§ DIRECTIVE: Repeat every record below exactly, leaving out the pictures.

§ DATA ROWS:
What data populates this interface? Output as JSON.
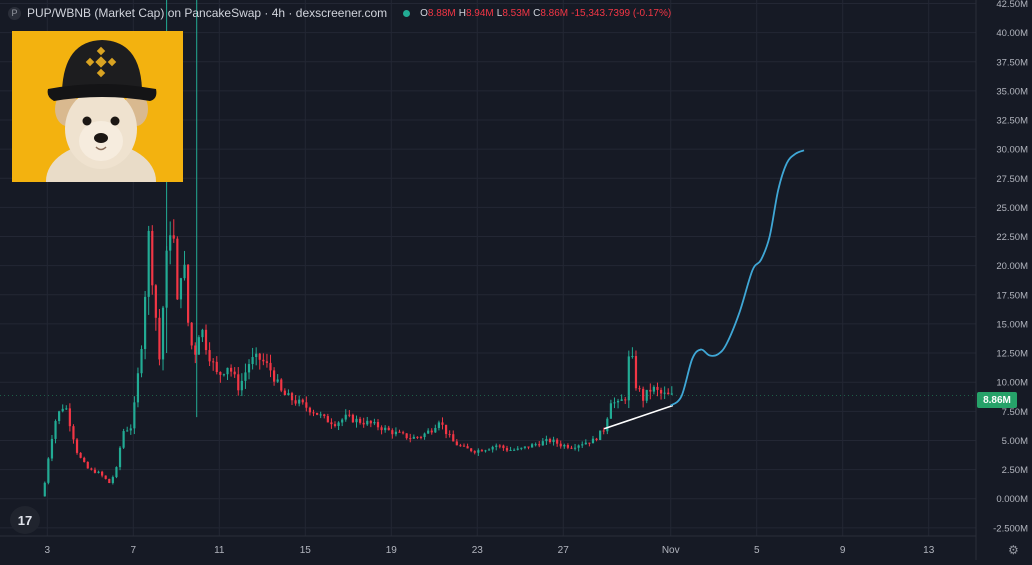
{
  "header": {
    "symbol_icon": "P",
    "title": "PUP/WBNB (Market Cap) on PancakeSwap · 4h · dexscreener.com",
    "status_dot_color": "#22ab94",
    "ohlc": [
      {
        "key": "O",
        "value": "8.88M"
      },
      {
        "key": "H",
        "value": "8.94M"
      },
      {
        "key": "L",
        "value": "8.53M"
      },
      {
        "key": "C",
        "value": "8.86M"
      },
      {
        "key": "",
        "value": "-15,343.7399 (-0.17%)"
      }
    ]
  },
  "logo": {
    "icon": "dog-with-binance-cap-image"
  },
  "tv_logo_text": "17",
  "settings_icon": "gear-icon",
  "last_price_label": "8.86M",
  "colors": {
    "up": "#22ab94",
    "down": "#f23645",
    "projection": "#3fa7d6",
    "trendline": "#ffffff",
    "price_tag": "#26a269"
  },
  "chart_data": {
    "type": "candlestick",
    "title": "PUP/WBNB (Market Cap) on PancakeSwap · 4h · dexscreener.com",
    "x_tick_labels": [
      "3",
      "7",
      "11",
      "15",
      "19",
      "23",
      "27",
      "Nov",
      "5",
      "9",
      "13"
    ],
    "x_tick_day_index": [
      3,
      7,
      11,
      15,
      19,
      23,
      27,
      32,
      36,
      40,
      44
    ],
    "x_range_days": [
      0.8,
      46.2
    ],
    "y_tick_labels": [
      "-2.500M",
      "0.000M",
      "2.50M",
      "5.00M",
      "7.50M",
      "10.00M",
      "12.50M",
      "15.00M",
      "17.50M",
      "20.00M",
      "22.50M",
      "25.00M",
      "27.50M",
      "30.00M",
      "32.50M",
      "35.00M",
      "37.50M",
      "40.00M",
      "42.50M"
    ],
    "y_tick_values": [
      -2.5,
      0,
      2.5,
      5,
      7.5,
      10,
      12.5,
      15,
      17.5,
      20,
      22.5,
      25,
      27.5,
      30,
      32.5,
      35,
      37.5,
      40,
      42.5
    ],
    "y_unit": "M",
    "ylim": [
      -3.2,
      42.8
    ],
    "grid": true,
    "last_price": 8.86,
    "anchor_prices": [
      [
        2.8,
        0.2
      ],
      [
        3.0,
        1.6
      ],
      [
        3.2,
        4.5
      ],
      [
        3.5,
        7.0
      ],
      [
        3.9,
        8.2
      ],
      [
        4.2,
        6.0
      ],
      [
        4.5,
        3.8
      ],
      [
        5.0,
        2.5
      ],
      [
        5.5,
        2.2
      ],
      [
        6.0,
        1.3
      ],
      [
        6.3,
        2.6
      ],
      [
        6.6,
        5.8
      ],
      [
        7.0,
        6.2
      ],
      [
        7.2,
        8.8
      ],
      [
        7.5,
        14.0
      ],
      [
        7.8,
        22.5
      ],
      [
        8.0,
        18.5
      ],
      [
        8.3,
        12.0
      ],
      [
        8.6,
        20.0
      ],
      [
        8.9,
        25.0
      ],
      [
        9.1,
        16.0
      ],
      [
        9.4,
        21.5
      ],
      [
        9.6,
        15.5
      ],
      [
        9.9,
        12.0
      ],
      [
        10.2,
        15.0
      ],
      [
        10.5,
        13.0
      ],
      [
        10.8,
        11.5
      ],
      [
        11.0,
        10.5
      ],
      [
        11.5,
        11.5
      ],
      [
        12.0,
        9.5
      ],
      [
        12.5,
        11.8
      ],
      [
        13.0,
        12.0
      ],
      [
        13.5,
        11.0
      ],
      [
        14.0,
        9.0
      ],
      [
        14.5,
        8.5
      ],
      [
        15.0,
        8.0
      ],
      [
        15.5,
        7.5
      ],
      [
        16.0,
        6.8
      ],
      [
        16.5,
        6.5
      ],
      [
        17.0,
        7.0
      ],
      [
        17.5,
        6.7
      ],
      [
        18.0,
        6.5
      ],
      [
        18.5,
        6.2
      ],
      [
        19.0,
        5.8
      ],
      [
        19.5,
        5.5
      ],
      [
        20.0,
        5.2
      ],
      [
        20.5,
        5.4
      ],
      [
        21.0,
        6.0
      ],
      [
        21.3,
        6.8
      ],
      [
        21.6,
        5.8
      ],
      [
        22.0,
        4.8
      ],
      [
        22.5,
        4.3
      ],
      [
        23.0,
        4.1
      ],
      [
        23.5,
        4.3
      ],
      [
        24.0,
        4.6
      ],
      [
        24.5,
        4.2
      ],
      [
        25.0,
        4.2
      ],
      [
        25.5,
        4.5
      ],
      [
        26.0,
        4.8
      ],
      [
        26.5,
        5.0
      ],
      [
        27.0,
        4.6
      ],
      [
        27.5,
        4.5
      ],
      [
        28.0,
        4.8
      ],
      [
        28.5,
        5.0
      ],
      [
        29.0,
        6.0
      ],
      [
        29.3,
        8.5
      ],
      [
        29.6,
        8.0
      ],
      [
        30.0,
        8.8
      ],
      [
        30.2,
        13.5
      ],
      [
        30.4,
        10.0
      ],
      [
        30.8,
        8.6
      ],
      [
        31.2,
        9.5
      ],
      [
        31.6,
        9.0
      ],
      [
        32.0,
        8.8
      ]
    ],
    "spikes": [
      {
        "day": 8.55,
        "high": 50,
        "low": 12.5
      },
      {
        "day": 9.95,
        "high": 50,
        "low": 7.0
      }
    ],
    "trendline": {
      "x": [
        28.9,
        32.1
      ],
      "y": [
        6.0,
        8.0
      ]
    },
    "projection": {
      "x": [
        32.0,
        32.5,
        33.0,
        33.4,
        33.8,
        34.2,
        34.6,
        35.2,
        35.8,
        36.2,
        36.6,
        37.0,
        37.4,
        37.8,
        38.2
      ],
      "y": [
        8.0,
        8.8,
        12.0,
        12.8,
        12.3,
        12.4,
        13.3,
        16.0,
        19.6,
        20.5,
        22.5,
        26.5,
        28.8,
        29.6,
        29.9
      ]
    }
  }
}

§ ANSWER TO THE EXERCISE:
What data populates this interface? Output as JSON.
{
  "header": {
    "symbol_icon": "P",
    "title": "PUP/WBNB (Market Cap) on PancakeSwap · 4h · dexscreener.com",
    "status_dot_color": "#22ab94",
    "ohlc": [
      {
        "key": "O",
        "value": "8.88M"
      },
      {
        "key": "H",
        "value": "8.94M"
      },
      {
        "key": "L",
        "value": "8.53M"
      },
      {
        "key": "C",
        "value": "8.86M"
      },
      {
        "key": "",
        "value": "-15,343.7399 (-0.17%)"
      }
    ]
  },
  "logo": {
    "icon": "dog-with-binance-cap-image"
  },
  "tv_logo_text": "17",
  "settings_icon": "gear-icon",
  "last_price_label": "8.86M",
  "colors": {
    "up": "#22ab94",
    "down": "#f23645",
    "projection": "#3fa7d6",
    "trendline": "#ffffff",
    "price_tag": "#26a269"
  },
  "chart_data": {
    "type": "candlestick",
    "title": "PUP/WBNB (Market Cap) on PancakeSwap · 4h · dexscreener.com",
    "x_tick_labels": [
      "3",
      "7",
      "11",
      "15",
      "19",
      "23",
      "27",
      "Nov",
      "5",
      "9",
      "13"
    ],
    "x_tick_day_index": [
      3,
      7,
      11,
      15,
      19,
      23,
      27,
      32,
      36,
      40,
      44
    ],
    "x_range_days": [
      0.8,
      46.2
    ],
    "y_tick_labels": [
      "-2.500M",
      "0.000M",
      "2.50M",
      "5.00M",
      "7.50M",
      "10.00M",
      "12.50M",
      "15.00M",
      "17.50M",
      "20.00M",
      "22.50M",
      "25.00M",
      "27.50M",
      "30.00M",
      "32.50M",
      "35.00M",
      "37.50M",
      "40.00M",
      "42.50M"
    ],
    "y_tick_values": [
      -2.5,
      0,
      2.5,
      5,
      7.5,
      10,
      12.5,
      15,
      17.5,
      20,
      22.5,
      25,
      27.5,
      30,
      32.5,
      35,
      37.5,
      40,
      42.5
    ],
    "y_unit": "M",
    "ylim": [
      -3.2,
      42.8
    ],
    "grid": true,
    "last_price": 8.86,
    "anchor_prices": [
      [
        2.8,
        0.2
      ],
      [
        3.0,
        1.6
      ],
      [
        3.2,
        4.5
      ],
      [
        3.5,
        7.0
      ],
      [
        3.9,
        8.2
      ],
      [
        4.2,
        6.0
      ],
      [
        4.5,
        3.8
      ],
      [
        5.0,
        2.5
      ],
      [
        5.5,
        2.2
      ],
      [
        6.0,
        1.3
      ],
      [
        6.3,
        2.6
      ],
      [
        6.6,
        5.8
      ],
      [
        7.0,
        6.2
      ],
      [
        7.2,
        8.8
      ],
      [
        7.5,
        14.0
      ],
      [
        7.8,
        22.5
      ],
      [
        8.0,
        18.5
      ],
      [
        8.3,
        12.0
      ],
      [
        8.6,
        20.0
      ],
      [
        8.9,
        25.0
      ],
      [
        9.1,
        16.0
      ],
      [
        9.4,
        21.5
      ],
      [
        9.6,
        15.5
      ],
      [
        9.9,
        12.0
      ],
      [
        10.2,
        15.0
      ],
      [
        10.5,
        13.0
      ],
      [
        10.8,
        11.5
      ],
      [
        11.0,
        10.5
      ],
      [
        11.5,
        11.5
      ],
      [
        12.0,
        9.5
      ],
      [
        12.5,
        11.8
      ],
      [
        13.0,
        12.0
      ],
      [
        13.5,
        11.0
      ],
      [
        14.0,
        9.0
      ],
      [
        14.5,
        8.5
      ],
      [
        15.0,
        8.0
      ],
      [
        15.5,
        7.5
      ],
      [
        16.0,
        6.8
      ],
      [
        16.5,
        6.5
      ],
      [
        17.0,
        7.0
      ],
      [
        17.5,
        6.7
      ],
      [
        18.0,
        6.5
      ],
      [
        18.5,
        6.2
      ],
      [
        19.0,
        5.8
      ],
      [
        19.5,
        5.5
      ],
      [
        20.0,
        5.2
      ],
      [
        20.5,
        5.4
      ],
      [
        21.0,
        6.0
      ],
      [
        21.3,
        6.8
      ],
      [
        21.6,
        5.8
      ],
      [
        22.0,
        4.8
      ],
      [
        22.5,
        4.3
      ],
      [
        23.0,
        4.1
      ],
      [
        23.5,
        4.3
      ],
      [
        24.0,
        4.6
      ],
      [
        24.5,
        4.2
      ],
      [
        25.0,
        4.2
      ],
      [
        25.5,
        4.5
      ],
      [
        26.0,
        4.8
      ],
      [
        26.5,
        5.0
      ],
      [
        27.0,
        4.6
      ],
      [
        27.5,
        4.5
      ],
      [
        28.0,
        4.8
      ],
      [
        28.5,
        5.0
      ],
      [
        29.0,
        6.0
      ],
      [
        29.3,
        8.5
      ],
      [
        29.6,
        8.0
      ],
      [
        30.0,
        8.8
      ],
      [
        30.2,
        13.5
      ],
      [
        30.4,
        10.0
      ],
      [
        30.8,
        8.6
      ],
      [
        31.2,
        9.5
      ],
      [
        31.6,
        9.0
      ],
      [
        32.0,
        8.8
      ]
    ],
    "spikes": [
      {
        "day": 8.55,
        "high": 50,
        "low": 12.5
      },
      {
        "day": 9.95,
        "high": 50,
        "low": 7.0
      }
    ],
    "trendline": {
      "x": [
        28.9,
        32.1
      ],
      "y": [
        6.0,
        8.0
      ]
    },
    "projection": {
      "x": [
        32.0,
        32.5,
        33.0,
        33.4,
        33.8,
        34.2,
        34.6,
        35.2,
        35.8,
        36.2,
        36.6,
        37.0,
        37.4,
        37.8,
        38.2
      ],
      "y": [
        8.0,
        8.8,
        12.0,
        12.8,
        12.3,
        12.4,
        13.3,
        16.0,
        19.6,
        20.5,
        22.5,
        26.5,
        28.8,
        29.6,
        29.9
      ]
    }
  }
}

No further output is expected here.